* **SHORT TASK**:
Output every line exactly as written. Leave out pictures.

+++

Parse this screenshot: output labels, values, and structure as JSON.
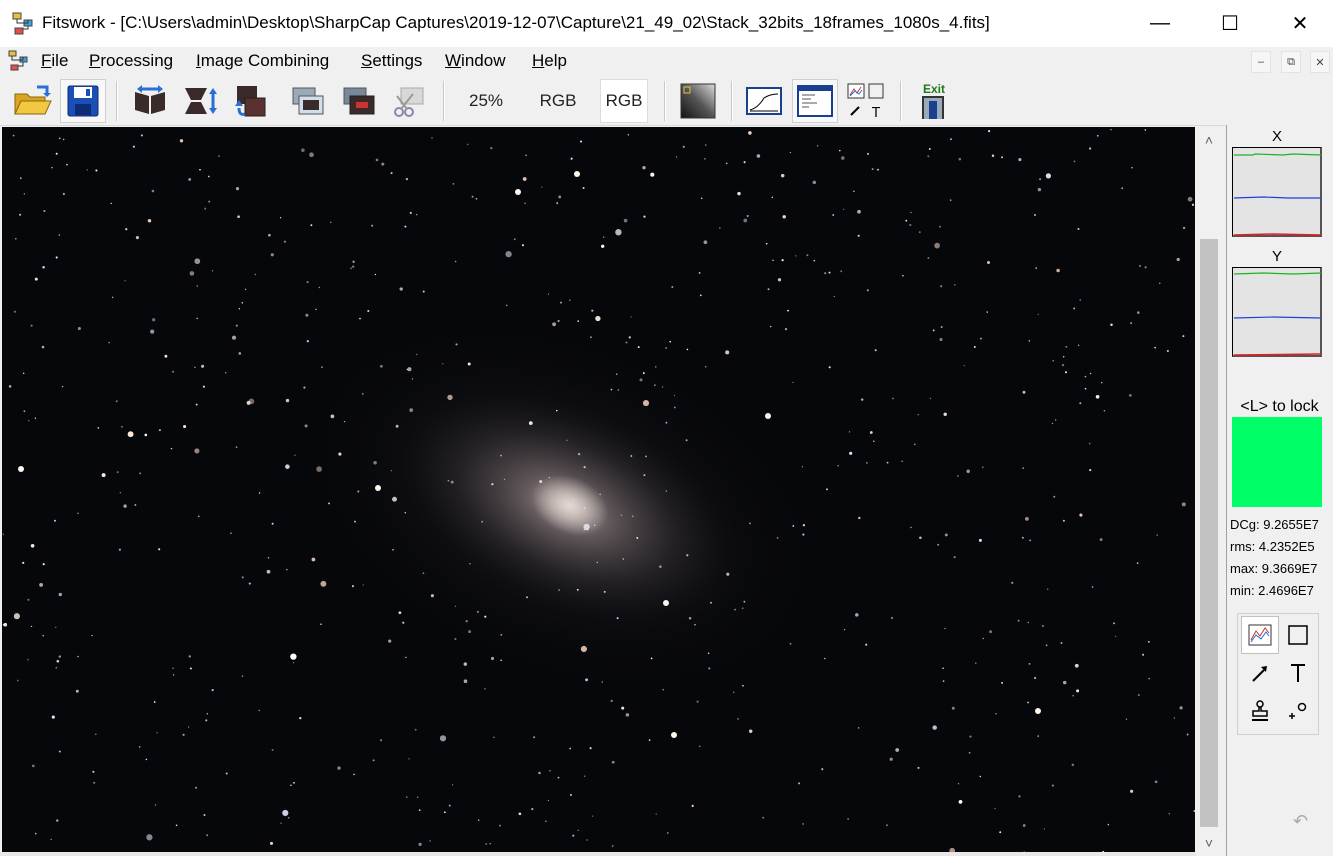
{
  "window": {
    "title": "Fitswork - [C:\\Users\\admin\\Desktop\\SharpCap Captures\\2019-12-07\\Capture\\21_49_02\\Stack_32bits_18frames_1080s_4.fits]",
    "minimize": "—",
    "maximize": "☐",
    "close": "✕"
  },
  "menu": {
    "items": [
      "File",
      "Processing",
      "Image Combining",
      "Settings",
      "Window",
      "Help"
    ],
    "mdi": {
      "minimize": "–",
      "restore": "⧉",
      "close": "✕"
    }
  },
  "toolbar": {
    "zoom": "25%",
    "mode1": "RGB",
    "mode2": "RGB",
    "exit": "Exit"
  },
  "panel": {
    "x_label": "X",
    "y_label": "Y",
    "lock_hint": "<L> to lock",
    "sample_color": "#00ff66",
    "stats": [
      "DCg: 9.2655E7",
      "rms: 4.2352E5",
      "max: 9.3669E7",
      "min: 2.4696E7"
    ],
    "undo": "↶"
  },
  "colors": {
    "profile_green": "#1fb41f",
    "profile_blue": "#1f3fd6",
    "profile_red": "#e01f1f"
  }
}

+++

* **FINISHED ANSWER**:
Parse this screenshot: output labels, values, and structure as JSON.
{
  "window": {
    "title": "Fitswork - [C:\\Users\\admin\\Desktop\\SharpCap Captures\\2019-12-07\\Capture\\21_49_02\\Stack_32bits_18frames_1080s_4.fits]",
    "minimize": "—",
    "maximize": "☐",
    "close": "✕"
  },
  "menu": {
    "items": [
      "File",
      "Processing",
      "Image Combining",
      "Settings",
      "Window",
      "Help"
    ],
    "mdi": {
      "minimize": "–",
      "restore": "⧉",
      "close": "✕"
    }
  },
  "toolbar": {
    "zoom": "25%",
    "mode1": "RGB",
    "mode2": "RGB",
    "exit": "Exit"
  },
  "panel": {
    "x_label": "X",
    "y_label": "Y",
    "lock_hint": "<L> to lock",
    "sample_color": "#00ff66",
    "stats": [
      "DCg: 9.2655E7",
      "rms: 4.2352E5",
      "max: 9.3669E7",
      "min: 2.4696E7"
    ],
    "undo": "↶"
  },
  "colors": {
    "profile_green": "#1fb41f",
    "profile_blue": "#1f3fd6",
    "profile_red": "#e01f1f"
  }
}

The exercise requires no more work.